STATED EXERCISE =>
Every line containing the word "time" needs to be found and copied.

RECORD SET =>
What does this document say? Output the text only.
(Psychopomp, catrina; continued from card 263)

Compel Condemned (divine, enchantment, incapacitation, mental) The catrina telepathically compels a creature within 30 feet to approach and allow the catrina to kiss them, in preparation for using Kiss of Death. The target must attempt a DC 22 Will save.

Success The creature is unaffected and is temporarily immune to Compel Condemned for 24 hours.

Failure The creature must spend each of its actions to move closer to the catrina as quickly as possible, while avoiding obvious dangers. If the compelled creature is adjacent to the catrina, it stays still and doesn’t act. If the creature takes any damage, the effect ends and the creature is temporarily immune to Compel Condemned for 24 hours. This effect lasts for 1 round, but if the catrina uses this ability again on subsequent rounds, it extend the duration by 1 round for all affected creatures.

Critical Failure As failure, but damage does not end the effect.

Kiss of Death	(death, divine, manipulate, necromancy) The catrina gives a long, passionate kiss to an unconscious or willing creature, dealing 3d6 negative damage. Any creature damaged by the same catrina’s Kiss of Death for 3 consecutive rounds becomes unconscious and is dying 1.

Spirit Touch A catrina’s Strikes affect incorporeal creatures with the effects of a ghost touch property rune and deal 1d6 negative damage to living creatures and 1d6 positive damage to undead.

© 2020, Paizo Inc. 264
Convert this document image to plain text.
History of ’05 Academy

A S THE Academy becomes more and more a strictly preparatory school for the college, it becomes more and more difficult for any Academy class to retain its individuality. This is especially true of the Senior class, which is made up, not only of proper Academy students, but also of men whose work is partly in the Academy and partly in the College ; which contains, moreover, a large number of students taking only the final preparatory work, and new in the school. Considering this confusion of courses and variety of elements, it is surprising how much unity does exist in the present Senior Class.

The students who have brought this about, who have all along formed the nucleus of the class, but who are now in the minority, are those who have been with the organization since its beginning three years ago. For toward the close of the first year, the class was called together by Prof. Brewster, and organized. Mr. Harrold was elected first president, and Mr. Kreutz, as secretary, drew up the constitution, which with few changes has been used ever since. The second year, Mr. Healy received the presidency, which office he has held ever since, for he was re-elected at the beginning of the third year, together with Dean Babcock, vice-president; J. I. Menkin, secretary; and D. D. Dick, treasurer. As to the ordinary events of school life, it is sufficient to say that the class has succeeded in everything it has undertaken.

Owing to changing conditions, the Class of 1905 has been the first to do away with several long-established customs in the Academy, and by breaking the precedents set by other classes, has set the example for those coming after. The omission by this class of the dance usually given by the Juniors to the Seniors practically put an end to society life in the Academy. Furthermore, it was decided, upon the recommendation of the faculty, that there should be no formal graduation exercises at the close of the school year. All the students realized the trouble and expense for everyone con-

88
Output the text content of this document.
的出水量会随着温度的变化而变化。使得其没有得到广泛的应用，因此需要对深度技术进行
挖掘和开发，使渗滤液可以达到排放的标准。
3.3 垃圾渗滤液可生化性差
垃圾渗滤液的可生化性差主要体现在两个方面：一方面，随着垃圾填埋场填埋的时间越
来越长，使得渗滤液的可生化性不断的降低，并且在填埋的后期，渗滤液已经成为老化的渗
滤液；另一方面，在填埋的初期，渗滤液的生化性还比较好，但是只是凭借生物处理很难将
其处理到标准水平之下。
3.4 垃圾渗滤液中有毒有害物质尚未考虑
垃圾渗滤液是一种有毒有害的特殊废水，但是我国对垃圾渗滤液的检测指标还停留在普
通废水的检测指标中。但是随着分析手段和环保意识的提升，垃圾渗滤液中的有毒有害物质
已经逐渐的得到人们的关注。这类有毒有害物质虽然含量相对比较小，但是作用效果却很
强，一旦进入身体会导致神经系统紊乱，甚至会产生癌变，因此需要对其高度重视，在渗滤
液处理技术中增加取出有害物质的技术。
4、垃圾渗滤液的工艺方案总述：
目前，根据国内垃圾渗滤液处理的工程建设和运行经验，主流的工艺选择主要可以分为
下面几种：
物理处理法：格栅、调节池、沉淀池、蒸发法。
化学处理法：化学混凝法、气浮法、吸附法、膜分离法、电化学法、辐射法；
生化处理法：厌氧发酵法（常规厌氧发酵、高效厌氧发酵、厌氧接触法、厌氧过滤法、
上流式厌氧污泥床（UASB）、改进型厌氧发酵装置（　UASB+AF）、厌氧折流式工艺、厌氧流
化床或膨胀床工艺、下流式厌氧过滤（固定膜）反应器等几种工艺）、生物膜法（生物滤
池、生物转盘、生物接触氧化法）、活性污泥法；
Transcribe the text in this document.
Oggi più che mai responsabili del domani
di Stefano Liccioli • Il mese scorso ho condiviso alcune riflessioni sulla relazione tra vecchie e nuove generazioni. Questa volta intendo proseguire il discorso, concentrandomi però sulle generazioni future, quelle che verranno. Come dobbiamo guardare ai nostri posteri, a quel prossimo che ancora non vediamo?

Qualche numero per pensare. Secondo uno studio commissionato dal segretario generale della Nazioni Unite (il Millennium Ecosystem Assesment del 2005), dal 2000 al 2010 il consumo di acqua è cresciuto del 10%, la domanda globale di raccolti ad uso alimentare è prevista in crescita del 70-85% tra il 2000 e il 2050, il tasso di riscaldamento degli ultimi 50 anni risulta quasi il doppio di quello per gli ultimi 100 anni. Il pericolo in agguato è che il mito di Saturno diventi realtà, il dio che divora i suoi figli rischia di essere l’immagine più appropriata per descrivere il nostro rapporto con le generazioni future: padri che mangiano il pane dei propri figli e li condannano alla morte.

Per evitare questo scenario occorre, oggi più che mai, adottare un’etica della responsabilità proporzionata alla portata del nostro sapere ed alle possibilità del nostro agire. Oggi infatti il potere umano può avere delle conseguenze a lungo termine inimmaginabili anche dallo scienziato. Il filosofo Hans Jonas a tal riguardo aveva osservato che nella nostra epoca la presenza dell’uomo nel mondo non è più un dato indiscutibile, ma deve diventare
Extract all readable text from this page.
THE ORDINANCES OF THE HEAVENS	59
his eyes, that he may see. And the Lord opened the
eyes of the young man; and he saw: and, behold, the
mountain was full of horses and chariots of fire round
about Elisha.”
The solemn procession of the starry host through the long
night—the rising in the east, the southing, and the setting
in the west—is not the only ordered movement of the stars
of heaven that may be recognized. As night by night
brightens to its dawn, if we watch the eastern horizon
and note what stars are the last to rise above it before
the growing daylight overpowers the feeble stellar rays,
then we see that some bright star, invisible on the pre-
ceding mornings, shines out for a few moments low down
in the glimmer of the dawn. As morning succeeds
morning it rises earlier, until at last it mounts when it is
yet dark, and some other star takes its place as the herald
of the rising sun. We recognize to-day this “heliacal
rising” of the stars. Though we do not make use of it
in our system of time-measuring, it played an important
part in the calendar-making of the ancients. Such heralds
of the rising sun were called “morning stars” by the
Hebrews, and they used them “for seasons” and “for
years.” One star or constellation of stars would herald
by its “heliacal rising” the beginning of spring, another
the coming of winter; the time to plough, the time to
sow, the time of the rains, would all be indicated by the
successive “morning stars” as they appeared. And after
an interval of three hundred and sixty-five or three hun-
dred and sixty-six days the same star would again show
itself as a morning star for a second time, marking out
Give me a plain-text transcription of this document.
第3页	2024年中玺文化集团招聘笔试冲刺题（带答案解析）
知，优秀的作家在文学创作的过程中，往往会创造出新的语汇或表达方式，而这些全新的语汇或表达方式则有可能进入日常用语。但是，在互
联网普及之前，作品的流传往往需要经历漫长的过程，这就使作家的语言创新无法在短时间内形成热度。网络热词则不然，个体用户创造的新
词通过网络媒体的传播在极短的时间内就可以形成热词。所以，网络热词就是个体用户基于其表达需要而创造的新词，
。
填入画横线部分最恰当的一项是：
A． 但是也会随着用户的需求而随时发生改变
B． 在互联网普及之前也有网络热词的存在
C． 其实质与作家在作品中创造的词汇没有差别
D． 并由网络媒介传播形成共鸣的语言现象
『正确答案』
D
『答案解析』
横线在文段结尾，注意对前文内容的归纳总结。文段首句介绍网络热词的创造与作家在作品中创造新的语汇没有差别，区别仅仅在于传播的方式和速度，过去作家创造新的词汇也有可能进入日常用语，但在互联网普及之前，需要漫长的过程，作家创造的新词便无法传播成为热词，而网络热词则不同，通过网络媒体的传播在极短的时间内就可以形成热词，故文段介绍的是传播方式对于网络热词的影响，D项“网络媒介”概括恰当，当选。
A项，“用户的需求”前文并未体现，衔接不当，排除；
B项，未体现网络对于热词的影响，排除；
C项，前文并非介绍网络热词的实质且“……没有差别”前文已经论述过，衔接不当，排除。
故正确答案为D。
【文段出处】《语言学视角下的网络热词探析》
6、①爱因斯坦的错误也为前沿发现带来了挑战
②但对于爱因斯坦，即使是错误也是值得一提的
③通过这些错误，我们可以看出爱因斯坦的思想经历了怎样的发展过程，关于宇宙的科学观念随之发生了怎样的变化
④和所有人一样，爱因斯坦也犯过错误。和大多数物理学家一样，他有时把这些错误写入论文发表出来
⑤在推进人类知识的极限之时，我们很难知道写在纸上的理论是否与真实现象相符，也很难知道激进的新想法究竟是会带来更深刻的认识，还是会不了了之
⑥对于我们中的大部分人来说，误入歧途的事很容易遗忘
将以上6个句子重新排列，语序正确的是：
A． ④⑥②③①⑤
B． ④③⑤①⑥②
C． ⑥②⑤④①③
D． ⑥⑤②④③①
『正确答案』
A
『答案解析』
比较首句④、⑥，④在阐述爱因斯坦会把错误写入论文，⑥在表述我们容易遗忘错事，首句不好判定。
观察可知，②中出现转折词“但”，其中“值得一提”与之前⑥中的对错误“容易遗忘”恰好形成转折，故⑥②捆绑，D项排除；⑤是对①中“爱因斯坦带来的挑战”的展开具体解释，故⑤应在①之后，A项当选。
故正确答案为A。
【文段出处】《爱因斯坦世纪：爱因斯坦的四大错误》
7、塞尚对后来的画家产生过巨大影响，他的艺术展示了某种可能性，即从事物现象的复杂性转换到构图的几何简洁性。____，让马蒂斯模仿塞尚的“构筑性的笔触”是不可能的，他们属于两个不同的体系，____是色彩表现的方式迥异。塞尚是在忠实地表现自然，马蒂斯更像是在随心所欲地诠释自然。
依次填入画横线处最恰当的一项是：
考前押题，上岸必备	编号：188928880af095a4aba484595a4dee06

PROBLEM SOLUTION =>
in our system of time-measuring, it played an important
the coming of winter; the time to plough, the time to
sow, the time of the rains, would all be indicated by the
itself as a morning star for a second time, marking out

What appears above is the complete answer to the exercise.